Collected data entries
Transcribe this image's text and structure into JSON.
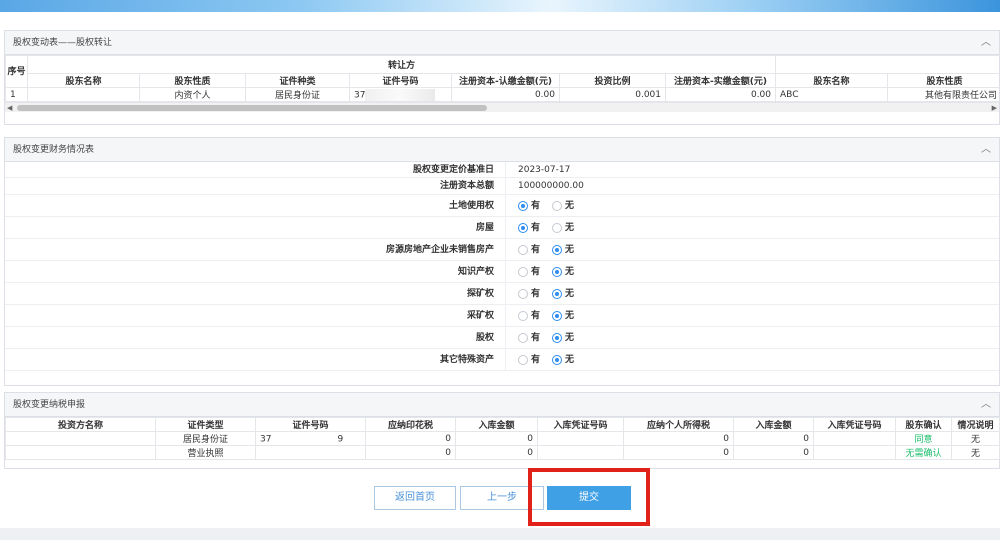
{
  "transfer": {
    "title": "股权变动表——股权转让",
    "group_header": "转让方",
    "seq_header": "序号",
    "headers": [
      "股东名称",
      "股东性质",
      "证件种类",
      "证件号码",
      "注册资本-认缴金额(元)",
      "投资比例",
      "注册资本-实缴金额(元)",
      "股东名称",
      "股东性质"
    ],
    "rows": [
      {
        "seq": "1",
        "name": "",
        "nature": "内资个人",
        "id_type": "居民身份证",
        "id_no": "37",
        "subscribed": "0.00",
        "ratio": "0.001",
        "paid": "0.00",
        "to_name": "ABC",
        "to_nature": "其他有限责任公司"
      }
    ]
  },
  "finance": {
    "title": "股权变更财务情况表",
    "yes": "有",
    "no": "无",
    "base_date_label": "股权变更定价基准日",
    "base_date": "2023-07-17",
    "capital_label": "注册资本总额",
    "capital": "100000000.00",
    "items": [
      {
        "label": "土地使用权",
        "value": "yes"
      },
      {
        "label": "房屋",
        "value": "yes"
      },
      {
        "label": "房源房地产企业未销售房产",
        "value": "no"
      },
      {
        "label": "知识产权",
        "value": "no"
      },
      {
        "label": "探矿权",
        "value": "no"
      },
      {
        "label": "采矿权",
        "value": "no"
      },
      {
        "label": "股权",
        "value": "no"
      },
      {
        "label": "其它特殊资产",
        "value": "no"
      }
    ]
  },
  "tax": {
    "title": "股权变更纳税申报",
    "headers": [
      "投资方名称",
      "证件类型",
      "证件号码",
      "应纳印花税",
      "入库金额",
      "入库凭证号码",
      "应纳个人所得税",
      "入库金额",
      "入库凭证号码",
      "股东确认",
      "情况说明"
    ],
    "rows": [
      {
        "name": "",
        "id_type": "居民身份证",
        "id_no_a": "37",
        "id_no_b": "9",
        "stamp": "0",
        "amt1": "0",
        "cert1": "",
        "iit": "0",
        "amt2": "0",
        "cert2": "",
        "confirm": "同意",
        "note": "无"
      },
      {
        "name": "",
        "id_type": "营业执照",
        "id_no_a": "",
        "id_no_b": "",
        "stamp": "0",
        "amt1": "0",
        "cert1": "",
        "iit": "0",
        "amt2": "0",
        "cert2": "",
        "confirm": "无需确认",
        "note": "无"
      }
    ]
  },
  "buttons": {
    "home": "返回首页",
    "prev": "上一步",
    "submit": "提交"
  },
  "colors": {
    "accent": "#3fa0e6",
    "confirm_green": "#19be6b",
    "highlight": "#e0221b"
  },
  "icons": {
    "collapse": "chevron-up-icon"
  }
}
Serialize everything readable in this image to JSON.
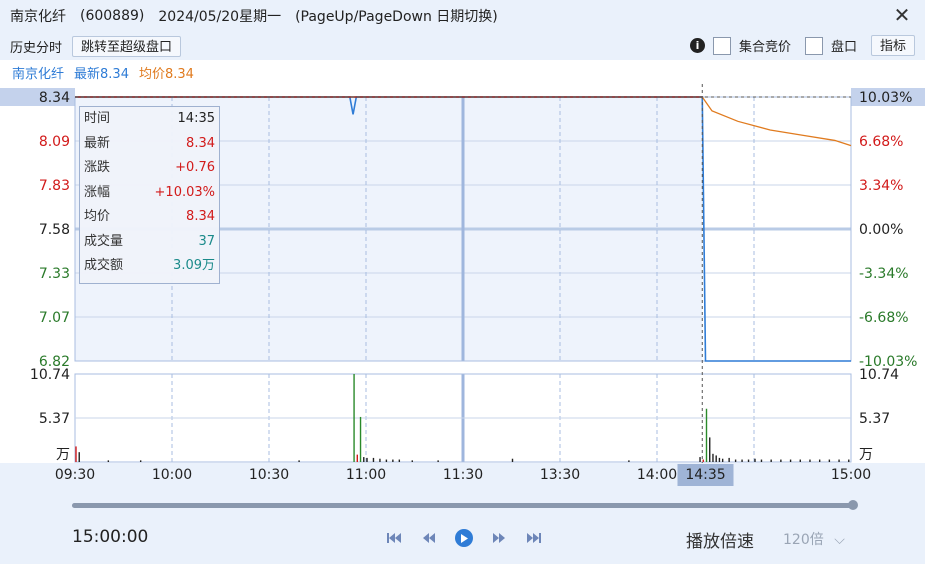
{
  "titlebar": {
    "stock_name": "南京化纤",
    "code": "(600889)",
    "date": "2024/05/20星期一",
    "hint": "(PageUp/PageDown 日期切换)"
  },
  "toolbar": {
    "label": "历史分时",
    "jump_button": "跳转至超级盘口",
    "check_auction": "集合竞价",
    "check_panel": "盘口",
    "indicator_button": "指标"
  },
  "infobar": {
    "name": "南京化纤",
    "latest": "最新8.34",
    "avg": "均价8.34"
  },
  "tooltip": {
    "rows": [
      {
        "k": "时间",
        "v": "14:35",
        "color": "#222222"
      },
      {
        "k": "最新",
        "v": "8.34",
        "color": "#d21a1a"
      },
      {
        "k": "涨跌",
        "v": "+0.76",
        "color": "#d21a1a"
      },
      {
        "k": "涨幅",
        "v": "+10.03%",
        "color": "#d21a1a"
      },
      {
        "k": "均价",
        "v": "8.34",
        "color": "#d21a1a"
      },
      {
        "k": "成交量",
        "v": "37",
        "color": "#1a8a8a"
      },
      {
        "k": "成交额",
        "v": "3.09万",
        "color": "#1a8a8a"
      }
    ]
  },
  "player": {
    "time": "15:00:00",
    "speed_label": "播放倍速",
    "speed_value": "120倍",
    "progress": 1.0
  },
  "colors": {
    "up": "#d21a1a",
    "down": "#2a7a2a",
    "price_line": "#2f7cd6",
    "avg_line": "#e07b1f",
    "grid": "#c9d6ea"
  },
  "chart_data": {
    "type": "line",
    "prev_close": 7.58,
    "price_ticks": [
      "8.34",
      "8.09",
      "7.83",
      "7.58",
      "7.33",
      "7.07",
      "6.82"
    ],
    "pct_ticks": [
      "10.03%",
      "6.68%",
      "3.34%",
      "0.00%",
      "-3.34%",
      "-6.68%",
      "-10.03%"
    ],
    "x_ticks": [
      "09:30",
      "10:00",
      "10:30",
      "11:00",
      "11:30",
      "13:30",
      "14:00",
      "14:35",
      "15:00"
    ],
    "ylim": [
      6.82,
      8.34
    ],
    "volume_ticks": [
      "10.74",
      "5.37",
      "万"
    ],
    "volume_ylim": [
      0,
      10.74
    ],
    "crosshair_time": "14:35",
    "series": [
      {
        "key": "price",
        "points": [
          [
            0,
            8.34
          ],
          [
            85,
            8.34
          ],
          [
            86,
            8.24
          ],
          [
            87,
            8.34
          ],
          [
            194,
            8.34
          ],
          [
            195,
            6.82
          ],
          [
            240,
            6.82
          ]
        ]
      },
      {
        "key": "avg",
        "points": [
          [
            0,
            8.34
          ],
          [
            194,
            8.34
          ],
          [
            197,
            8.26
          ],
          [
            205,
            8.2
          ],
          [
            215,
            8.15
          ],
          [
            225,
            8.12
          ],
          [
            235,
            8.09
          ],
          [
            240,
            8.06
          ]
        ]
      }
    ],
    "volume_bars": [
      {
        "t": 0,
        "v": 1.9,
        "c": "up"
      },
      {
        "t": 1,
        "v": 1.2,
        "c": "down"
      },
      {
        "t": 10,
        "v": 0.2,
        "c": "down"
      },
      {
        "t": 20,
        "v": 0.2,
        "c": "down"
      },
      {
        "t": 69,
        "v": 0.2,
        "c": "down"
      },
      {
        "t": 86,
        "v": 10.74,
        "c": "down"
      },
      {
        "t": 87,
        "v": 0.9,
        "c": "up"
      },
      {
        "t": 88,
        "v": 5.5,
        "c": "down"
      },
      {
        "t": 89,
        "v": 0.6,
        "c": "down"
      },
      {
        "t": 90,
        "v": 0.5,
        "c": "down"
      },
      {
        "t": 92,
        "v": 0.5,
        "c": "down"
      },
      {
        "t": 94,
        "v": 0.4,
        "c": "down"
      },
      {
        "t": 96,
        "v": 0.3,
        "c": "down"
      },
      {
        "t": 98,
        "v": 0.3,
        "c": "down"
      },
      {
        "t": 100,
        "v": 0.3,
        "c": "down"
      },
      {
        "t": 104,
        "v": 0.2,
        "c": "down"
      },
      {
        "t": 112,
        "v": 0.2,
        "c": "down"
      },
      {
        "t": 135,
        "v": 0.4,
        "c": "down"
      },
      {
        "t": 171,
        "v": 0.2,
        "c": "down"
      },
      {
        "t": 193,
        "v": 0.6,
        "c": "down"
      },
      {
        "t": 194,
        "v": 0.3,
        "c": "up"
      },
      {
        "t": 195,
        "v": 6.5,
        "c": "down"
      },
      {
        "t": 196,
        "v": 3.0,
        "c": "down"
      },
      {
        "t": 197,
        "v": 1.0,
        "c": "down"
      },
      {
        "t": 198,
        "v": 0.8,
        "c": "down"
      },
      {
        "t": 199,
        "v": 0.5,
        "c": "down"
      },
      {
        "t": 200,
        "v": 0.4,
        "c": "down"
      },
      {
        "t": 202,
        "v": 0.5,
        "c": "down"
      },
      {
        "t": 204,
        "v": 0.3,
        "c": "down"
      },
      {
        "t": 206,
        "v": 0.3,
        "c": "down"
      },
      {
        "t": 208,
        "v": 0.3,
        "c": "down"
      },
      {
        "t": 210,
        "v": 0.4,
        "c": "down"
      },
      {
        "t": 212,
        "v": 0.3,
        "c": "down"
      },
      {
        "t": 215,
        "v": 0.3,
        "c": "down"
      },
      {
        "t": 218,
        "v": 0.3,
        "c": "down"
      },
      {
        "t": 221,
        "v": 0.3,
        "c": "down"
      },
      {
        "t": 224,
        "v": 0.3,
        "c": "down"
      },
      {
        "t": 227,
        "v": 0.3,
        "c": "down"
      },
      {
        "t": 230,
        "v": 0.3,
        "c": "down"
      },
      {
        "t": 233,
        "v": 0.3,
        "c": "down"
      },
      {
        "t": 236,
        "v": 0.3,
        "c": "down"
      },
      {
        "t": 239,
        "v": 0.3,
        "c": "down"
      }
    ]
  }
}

* * *

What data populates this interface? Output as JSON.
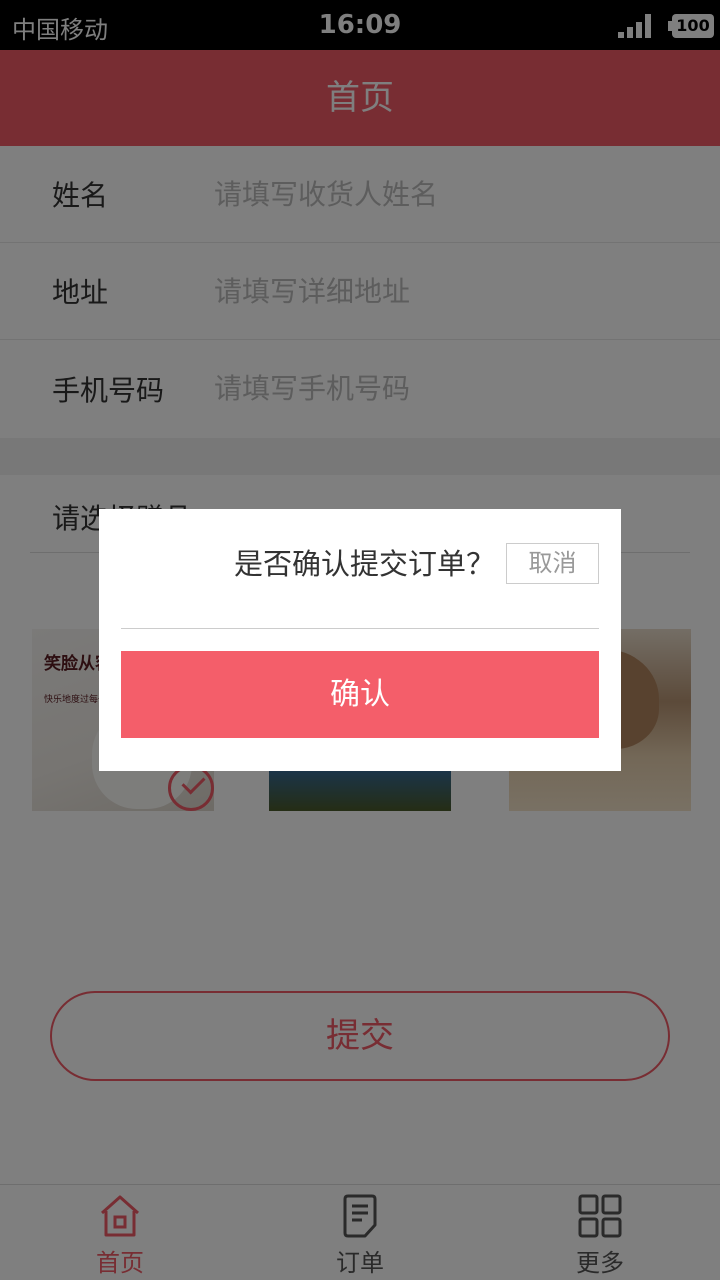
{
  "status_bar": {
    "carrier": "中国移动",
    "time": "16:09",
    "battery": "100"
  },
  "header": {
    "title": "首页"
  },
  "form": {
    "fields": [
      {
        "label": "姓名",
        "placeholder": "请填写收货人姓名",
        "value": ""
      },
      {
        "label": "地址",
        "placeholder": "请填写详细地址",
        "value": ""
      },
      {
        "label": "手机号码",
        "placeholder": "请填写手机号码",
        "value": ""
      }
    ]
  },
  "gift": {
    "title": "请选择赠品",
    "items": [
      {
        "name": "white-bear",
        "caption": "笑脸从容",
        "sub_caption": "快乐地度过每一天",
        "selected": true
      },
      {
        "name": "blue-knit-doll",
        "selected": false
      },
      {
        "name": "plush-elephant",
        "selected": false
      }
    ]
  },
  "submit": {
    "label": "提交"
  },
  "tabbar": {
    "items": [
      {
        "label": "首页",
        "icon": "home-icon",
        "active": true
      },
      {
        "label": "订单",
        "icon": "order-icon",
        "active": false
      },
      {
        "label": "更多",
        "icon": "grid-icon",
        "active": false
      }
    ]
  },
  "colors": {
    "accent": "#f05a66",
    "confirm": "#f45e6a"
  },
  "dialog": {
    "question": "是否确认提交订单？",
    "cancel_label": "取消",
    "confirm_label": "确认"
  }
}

▶ TASK PROMPT:
From the entries above, copy every line where the word "this" shows up.

▶ WRITTEN REPLY:
Transcribe this image's text and structure into JSON.
Serialize everything readable in this image to JSON.
What data populates this interface? Output as JSON.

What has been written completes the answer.